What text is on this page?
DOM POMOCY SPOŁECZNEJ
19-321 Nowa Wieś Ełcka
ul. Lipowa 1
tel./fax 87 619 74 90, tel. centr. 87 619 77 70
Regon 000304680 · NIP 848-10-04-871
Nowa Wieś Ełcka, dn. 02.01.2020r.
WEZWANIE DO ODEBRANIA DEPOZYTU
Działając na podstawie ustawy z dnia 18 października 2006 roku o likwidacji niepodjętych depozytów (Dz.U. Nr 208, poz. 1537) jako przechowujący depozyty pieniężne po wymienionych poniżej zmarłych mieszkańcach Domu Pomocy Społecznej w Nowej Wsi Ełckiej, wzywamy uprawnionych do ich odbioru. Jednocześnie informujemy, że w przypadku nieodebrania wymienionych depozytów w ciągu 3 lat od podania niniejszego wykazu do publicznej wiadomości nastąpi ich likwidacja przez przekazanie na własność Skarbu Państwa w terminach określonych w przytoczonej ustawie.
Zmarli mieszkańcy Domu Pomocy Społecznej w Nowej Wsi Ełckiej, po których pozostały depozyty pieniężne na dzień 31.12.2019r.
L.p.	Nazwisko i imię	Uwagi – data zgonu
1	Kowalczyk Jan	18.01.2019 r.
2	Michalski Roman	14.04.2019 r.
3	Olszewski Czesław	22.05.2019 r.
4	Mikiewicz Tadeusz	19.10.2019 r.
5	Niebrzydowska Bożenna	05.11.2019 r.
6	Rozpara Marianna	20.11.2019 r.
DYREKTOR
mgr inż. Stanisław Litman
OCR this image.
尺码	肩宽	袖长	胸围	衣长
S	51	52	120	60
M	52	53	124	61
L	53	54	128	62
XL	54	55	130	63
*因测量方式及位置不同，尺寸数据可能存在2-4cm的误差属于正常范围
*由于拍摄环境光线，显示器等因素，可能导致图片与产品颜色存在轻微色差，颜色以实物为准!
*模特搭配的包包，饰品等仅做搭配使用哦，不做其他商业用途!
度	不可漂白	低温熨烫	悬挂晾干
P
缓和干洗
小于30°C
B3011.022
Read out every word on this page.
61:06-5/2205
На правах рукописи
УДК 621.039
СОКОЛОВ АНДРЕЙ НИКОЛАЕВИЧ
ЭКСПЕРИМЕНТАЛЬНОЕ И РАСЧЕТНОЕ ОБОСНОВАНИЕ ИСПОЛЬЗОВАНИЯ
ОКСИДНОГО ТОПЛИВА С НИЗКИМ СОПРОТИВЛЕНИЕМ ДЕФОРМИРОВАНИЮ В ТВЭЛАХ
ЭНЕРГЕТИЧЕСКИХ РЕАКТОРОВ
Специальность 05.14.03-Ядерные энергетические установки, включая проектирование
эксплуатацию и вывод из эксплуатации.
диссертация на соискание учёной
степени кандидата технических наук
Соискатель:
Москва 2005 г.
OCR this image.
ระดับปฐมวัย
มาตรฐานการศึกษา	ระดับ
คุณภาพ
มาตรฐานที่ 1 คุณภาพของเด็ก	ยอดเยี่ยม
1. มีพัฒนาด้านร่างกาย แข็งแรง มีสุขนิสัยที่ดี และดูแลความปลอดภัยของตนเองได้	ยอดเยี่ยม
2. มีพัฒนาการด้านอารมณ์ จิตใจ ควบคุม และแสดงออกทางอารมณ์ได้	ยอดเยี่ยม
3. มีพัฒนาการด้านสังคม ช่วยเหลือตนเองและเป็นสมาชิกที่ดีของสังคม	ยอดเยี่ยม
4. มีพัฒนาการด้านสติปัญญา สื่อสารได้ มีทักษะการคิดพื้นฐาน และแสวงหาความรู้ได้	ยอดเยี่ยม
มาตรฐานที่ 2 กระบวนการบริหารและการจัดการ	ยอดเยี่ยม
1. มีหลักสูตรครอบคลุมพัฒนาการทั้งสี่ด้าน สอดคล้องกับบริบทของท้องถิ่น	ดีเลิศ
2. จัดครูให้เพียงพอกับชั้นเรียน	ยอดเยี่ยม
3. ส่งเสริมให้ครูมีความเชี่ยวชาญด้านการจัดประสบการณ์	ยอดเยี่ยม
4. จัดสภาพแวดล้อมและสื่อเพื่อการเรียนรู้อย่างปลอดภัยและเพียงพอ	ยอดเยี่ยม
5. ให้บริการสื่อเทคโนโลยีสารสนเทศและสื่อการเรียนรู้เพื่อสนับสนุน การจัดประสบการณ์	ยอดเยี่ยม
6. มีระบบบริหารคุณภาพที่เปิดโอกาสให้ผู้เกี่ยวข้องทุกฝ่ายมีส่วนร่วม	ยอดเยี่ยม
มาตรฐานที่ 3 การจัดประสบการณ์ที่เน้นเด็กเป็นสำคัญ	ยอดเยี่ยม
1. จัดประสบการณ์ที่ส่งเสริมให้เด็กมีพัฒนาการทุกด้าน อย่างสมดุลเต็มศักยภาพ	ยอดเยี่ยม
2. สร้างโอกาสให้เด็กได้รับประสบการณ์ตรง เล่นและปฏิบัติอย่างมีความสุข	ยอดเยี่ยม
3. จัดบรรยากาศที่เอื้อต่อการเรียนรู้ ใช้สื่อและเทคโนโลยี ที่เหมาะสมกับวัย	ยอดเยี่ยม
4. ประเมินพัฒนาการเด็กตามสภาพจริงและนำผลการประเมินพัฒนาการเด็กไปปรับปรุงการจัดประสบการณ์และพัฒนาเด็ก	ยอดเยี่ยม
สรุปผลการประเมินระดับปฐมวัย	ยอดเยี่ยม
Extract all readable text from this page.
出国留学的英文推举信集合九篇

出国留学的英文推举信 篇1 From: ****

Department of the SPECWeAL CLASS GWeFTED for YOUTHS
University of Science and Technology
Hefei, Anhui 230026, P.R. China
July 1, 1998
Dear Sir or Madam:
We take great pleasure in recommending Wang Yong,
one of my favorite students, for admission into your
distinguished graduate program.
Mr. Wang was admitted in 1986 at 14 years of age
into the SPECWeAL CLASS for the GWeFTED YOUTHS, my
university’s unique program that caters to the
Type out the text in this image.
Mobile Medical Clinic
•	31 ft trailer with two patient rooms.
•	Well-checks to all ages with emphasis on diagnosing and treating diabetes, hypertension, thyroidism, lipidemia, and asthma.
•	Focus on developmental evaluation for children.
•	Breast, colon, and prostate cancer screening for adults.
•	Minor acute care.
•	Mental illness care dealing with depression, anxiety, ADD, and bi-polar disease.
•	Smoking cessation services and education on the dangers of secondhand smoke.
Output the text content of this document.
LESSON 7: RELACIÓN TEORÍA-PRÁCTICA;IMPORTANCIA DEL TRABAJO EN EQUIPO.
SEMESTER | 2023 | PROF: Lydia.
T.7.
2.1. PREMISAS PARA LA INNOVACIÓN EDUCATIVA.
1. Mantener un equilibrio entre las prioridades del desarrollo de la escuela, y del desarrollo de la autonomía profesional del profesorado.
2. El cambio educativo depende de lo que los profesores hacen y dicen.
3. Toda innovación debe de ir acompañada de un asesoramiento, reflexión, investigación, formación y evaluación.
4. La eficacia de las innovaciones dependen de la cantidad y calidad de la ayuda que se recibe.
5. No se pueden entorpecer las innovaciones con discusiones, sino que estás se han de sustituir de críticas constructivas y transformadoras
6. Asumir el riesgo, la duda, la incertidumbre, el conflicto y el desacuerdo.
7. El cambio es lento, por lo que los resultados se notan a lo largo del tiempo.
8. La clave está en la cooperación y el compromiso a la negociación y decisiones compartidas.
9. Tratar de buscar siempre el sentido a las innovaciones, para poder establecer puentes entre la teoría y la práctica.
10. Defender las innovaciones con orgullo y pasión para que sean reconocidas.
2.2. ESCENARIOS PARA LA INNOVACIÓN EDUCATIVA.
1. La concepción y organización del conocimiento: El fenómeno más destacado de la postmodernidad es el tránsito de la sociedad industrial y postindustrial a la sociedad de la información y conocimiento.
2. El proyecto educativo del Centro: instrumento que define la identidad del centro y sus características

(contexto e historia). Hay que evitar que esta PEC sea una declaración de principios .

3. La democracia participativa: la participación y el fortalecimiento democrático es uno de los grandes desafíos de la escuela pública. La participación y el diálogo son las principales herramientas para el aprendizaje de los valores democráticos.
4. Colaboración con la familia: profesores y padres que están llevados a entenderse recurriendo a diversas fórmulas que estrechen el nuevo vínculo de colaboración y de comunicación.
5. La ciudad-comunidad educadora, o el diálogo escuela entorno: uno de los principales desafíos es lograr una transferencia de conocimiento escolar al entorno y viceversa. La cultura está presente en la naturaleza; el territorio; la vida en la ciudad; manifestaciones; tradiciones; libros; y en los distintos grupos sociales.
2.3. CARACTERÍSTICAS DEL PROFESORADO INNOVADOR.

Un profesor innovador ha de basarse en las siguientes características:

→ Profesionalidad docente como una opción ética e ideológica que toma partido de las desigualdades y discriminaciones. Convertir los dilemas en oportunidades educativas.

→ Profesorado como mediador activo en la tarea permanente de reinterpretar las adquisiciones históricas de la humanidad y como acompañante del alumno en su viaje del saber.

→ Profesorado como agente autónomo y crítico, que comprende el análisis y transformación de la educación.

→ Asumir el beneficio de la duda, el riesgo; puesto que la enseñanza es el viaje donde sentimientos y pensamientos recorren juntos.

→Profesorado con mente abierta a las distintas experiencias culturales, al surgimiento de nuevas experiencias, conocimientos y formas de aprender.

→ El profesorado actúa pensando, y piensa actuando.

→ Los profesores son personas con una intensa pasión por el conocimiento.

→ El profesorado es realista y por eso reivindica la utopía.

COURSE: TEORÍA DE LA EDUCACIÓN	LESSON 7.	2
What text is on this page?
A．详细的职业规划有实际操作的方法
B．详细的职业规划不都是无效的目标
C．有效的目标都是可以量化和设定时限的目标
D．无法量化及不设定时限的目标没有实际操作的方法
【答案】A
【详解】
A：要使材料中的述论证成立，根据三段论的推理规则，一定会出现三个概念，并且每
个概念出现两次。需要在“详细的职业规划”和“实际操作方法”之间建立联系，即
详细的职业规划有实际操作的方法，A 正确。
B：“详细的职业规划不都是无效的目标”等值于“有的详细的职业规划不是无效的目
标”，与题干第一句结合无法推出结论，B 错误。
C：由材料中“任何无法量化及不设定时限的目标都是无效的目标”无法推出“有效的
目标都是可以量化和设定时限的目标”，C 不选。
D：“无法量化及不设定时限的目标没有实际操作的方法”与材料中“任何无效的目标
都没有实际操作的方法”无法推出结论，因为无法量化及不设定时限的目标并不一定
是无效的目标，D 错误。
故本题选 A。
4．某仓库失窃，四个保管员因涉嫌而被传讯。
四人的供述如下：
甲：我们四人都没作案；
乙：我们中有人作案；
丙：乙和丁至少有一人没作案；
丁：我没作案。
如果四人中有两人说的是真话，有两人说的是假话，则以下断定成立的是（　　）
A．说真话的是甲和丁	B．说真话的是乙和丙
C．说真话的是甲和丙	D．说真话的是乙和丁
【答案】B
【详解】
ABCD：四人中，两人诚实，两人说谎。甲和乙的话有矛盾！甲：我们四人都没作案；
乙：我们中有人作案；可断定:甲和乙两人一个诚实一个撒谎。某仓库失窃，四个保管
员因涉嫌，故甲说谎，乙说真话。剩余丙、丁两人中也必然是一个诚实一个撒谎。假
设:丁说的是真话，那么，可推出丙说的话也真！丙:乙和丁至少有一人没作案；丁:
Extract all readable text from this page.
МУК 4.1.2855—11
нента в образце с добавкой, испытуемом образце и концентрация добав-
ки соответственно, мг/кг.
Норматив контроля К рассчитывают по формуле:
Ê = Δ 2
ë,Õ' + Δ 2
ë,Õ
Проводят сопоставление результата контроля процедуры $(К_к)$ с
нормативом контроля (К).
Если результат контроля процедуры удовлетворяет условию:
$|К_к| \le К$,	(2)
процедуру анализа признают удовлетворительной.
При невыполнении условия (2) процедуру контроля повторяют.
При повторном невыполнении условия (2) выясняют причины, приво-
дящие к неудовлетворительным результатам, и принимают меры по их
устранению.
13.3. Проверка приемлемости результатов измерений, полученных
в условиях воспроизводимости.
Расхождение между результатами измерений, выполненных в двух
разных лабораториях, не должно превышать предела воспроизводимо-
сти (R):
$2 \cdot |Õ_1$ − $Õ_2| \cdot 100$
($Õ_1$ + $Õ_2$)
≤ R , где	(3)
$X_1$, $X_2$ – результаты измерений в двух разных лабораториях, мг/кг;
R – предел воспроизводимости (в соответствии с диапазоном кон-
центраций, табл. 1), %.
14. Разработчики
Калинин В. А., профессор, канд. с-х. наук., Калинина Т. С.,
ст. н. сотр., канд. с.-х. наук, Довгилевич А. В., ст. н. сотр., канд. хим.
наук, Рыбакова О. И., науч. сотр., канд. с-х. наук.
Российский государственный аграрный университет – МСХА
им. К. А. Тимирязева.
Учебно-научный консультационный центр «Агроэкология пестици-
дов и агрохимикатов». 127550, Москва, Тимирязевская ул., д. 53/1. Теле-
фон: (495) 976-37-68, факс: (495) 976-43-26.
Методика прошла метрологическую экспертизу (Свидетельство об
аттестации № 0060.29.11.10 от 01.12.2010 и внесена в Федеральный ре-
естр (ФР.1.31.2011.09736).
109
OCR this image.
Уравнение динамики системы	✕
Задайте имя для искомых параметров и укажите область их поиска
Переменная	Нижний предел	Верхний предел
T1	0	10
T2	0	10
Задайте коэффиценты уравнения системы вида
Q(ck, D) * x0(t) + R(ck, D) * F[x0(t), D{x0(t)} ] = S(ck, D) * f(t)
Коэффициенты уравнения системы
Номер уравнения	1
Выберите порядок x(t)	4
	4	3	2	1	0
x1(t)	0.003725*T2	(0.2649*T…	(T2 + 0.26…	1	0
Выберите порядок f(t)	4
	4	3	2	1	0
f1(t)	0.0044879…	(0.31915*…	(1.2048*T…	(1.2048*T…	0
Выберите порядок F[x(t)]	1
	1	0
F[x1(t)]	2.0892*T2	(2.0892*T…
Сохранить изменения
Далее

- **WHAT NEEDS TO BE DONE**
Identify which lines contain the word "我们中有人作案" and copy each one.

- **RESULT FOR THIS EXERCISE**
乙：我们中有人作案；
乙：我们中有人作案；可断定:甲和乙两人一个诚实一个撒谎。某仓库失窃，四个保管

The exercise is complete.